▶ [Directions]: Copy every line of the items below exactly, omitting the pictures.

▶ [Provided data]:
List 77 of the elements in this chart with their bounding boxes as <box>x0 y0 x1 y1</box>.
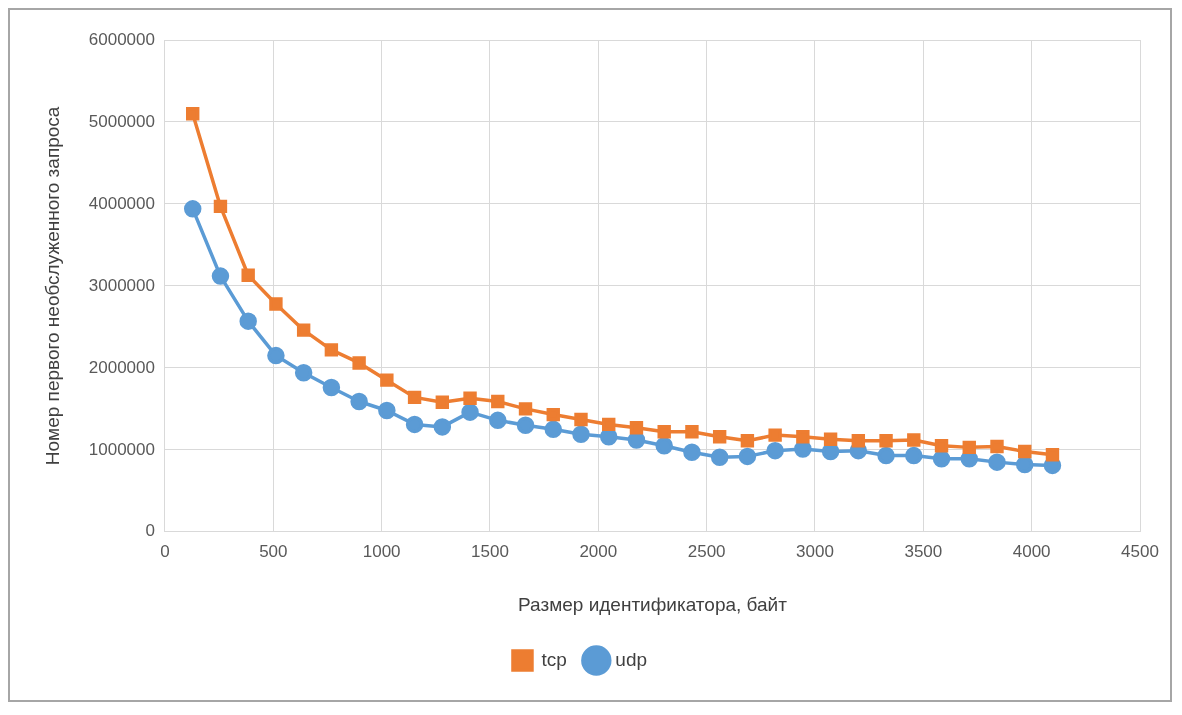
point <box>546 407 560 422</box>
point <box>988 453 1006 471</box>
x-tick-label: 2500 <box>687 541 726 561</box>
point <box>211 267 230 285</box>
point <box>685 425 699 439</box>
point <box>489 411 507 430</box>
x-axis-title: Размер идентификатора, байт <box>518 593 788 615</box>
point <box>905 446 923 465</box>
point <box>655 436 673 455</box>
legend-label: udp <box>615 648 648 670</box>
point <box>629 421 644 435</box>
point <box>962 440 976 455</box>
point <box>324 343 339 357</box>
y-tick-label: 3000000 <box>88 275 155 295</box>
point <box>738 447 757 466</box>
point <box>294 364 313 382</box>
point <box>766 441 784 460</box>
point <box>879 434 893 448</box>
point <box>380 373 394 387</box>
x-tick-label: 0 <box>160 541 170 561</box>
y-tick-label: 0 <box>145 521 155 541</box>
point <box>433 418 452 436</box>
point <box>932 450 951 468</box>
point <box>1018 444 1032 459</box>
x-tick-label: 500 <box>259 541 288 561</box>
point <box>823 432 838 446</box>
point <box>186 107 200 121</box>
point <box>213 199 228 214</box>
legend-label: tcp <box>541 648 567 670</box>
point <box>241 268 255 282</box>
point <box>683 443 701 462</box>
point <box>350 392 368 411</box>
point <box>990 439 1004 454</box>
point <box>322 378 341 397</box>
point <box>183 200 202 218</box>
x-tick-label: 1000 <box>362 541 401 561</box>
point <box>296 323 311 337</box>
y-tick-label: 6000000 <box>88 29 155 49</box>
point <box>796 430 810 444</box>
point <box>851 434 866 448</box>
point <box>463 391 477 405</box>
point <box>740 434 755 448</box>
point <box>267 346 285 365</box>
x-tick-label: 4000 <box>1012 541 1051 561</box>
point <box>768 428 782 442</box>
point <box>574 412 588 427</box>
point <box>1045 448 1060 462</box>
point <box>352 356 366 370</box>
point <box>572 425 590 444</box>
x-tick-label: 3500 <box>904 541 943 561</box>
point <box>269 297 283 311</box>
x-tick-label: 3000 <box>796 541 834 561</box>
point <box>239 312 257 330</box>
point <box>602 417 616 432</box>
point <box>518 402 533 416</box>
point <box>516 416 535 434</box>
point <box>435 395 450 409</box>
point <box>544 420 563 439</box>
point <box>378 401 396 420</box>
y-tick-label: 5000000 <box>88 111 155 131</box>
point <box>491 394 505 409</box>
point <box>907 433 921 447</box>
x-tick-label: 1500 <box>471 541 509 561</box>
point <box>877 446 895 465</box>
y-tick-label: 4000000 <box>88 193 155 213</box>
x-tick-label: 2000 <box>579 541 618 561</box>
point <box>657 425 671 439</box>
y-axis-title: Номер первого необслуженного запроса <box>41 106 63 466</box>
y-tick-label: 2000000 <box>88 357 155 377</box>
y-tick-label: 1000000 <box>88 439 155 459</box>
point <box>712 430 727 444</box>
point <box>710 448 729 466</box>
point <box>461 403 479 421</box>
point <box>405 415 424 434</box>
point <box>934 439 949 453</box>
x-tick-label: 4500 <box>1121 541 1159 561</box>
point <box>407 390 422 405</box>
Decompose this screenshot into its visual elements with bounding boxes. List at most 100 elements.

▶ [Expected output]:
List 77 of the elements in this chart with their bounding boxes as <box>x0 y0 x1 y1</box>.
point <box>546 407 560 422</box>
point <box>988 453 1006 471</box>
x-tick-label: 2500 <box>687 541 726 561</box>
point <box>211 267 230 285</box>
point <box>685 425 699 439</box>
point <box>489 411 507 430</box>
x-axis-title: Размер идентификатора, байт <box>518 593 788 615</box>
point <box>905 446 923 465</box>
point <box>655 436 673 455</box>
legend-label: udp <box>615 648 648 670</box>
point <box>629 421 644 435</box>
point <box>962 440 976 455</box>
point <box>324 343 339 357</box>
y-tick-label: 3000000 <box>88 275 155 295</box>
point <box>738 447 757 466</box>
point <box>294 364 313 382</box>
point <box>766 441 784 460</box>
point <box>879 434 893 448</box>
point <box>380 373 394 387</box>
x-tick-label: 0 <box>160 541 170 561</box>
y-tick-label: 0 <box>145 521 155 541</box>
point <box>433 418 452 436</box>
point <box>932 450 951 468</box>
point <box>1018 444 1032 459</box>
x-tick-label: 500 <box>259 541 288 561</box>
point <box>823 432 838 446</box>
point <box>186 107 200 121</box>
point <box>213 199 228 214</box>
legend-label: tcp <box>541 648 567 670</box>
point <box>241 268 255 282</box>
point <box>683 443 701 462</box>
point <box>350 392 368 411</box>
point <box>990 439 1004 454</box>
point <box>322 378 341 397</box>
point <box>183 200 202 218</box>
x-tick-label: 1000 <box>362 541 401 561</box>
point <box>296 323 311 337</box>
y-tick-label: 6000000 <box>88 29 155 49</box>
point <box>796 430 810 444</box>
point <box>851 434 866 448</box>
point <box>463 391 477 405</box>
point <box>740 434 755 448</box>
point <box>267 346 285 365</box>
x-tick-label: 4000 <box>1012 541 1051 561</box>
point <box>768 428 782 442</box>
point <box>574 412 588 427</box>
point <box>1045 448 1060 462</box>
point <box>352 356 366 370</box>
point <box>572 425 590 444</box>
x-tick-label: 3500 <box>904 541 943 561</box>
point <box>269 297 283 311</box>
x-tick-label: 3000 <box>796 541 834 561</box>
point <box>239 312 257 330</box>
point <box>602 417 616 432</box>
point <box>518 402 533 416</box>
point <box>516 416 535 434</box>
point <box>435 395 450 409</box>
point <box>544 420 563 439</box>
point <box>378 401 396 420</box>
y-tick-label: 5000000 <box>88 111 155 131</box>
point <box>491 394 505 409</box>
point <box>907 433 921 447</box>
x-tick-label: 1500 <box>471 541 509 561</box>
point <box>877 446 895 465</box>
y-tick-label: 4000000 <box>88 193 155 213</box>
x-tick-label: 2000 <box>579 541 618 561</box>
point <box>657 425 671 439</box>
y-axis-title: Номер первого необслуженного запроса <box>41 106 63 466</box>
y-tick-label: 2000000 <box>88 357 155 377</box>
y-tick-label: 1000000 <box>88 439 155 459</box>
point <box>712 430 727 444</box>
point <box>710 448 729 466</box>
point <box>461 403 479 421</box>
point <box>405 415 424 434</box>
point <box>934 439 949 453</box>
x-tick-label: 4500 <box>1121 541 1159 561</box>
point <box>407 390 422 405</box>
Decompose this screenshot into its visual elements with bounding boxes. List at most 100 elements.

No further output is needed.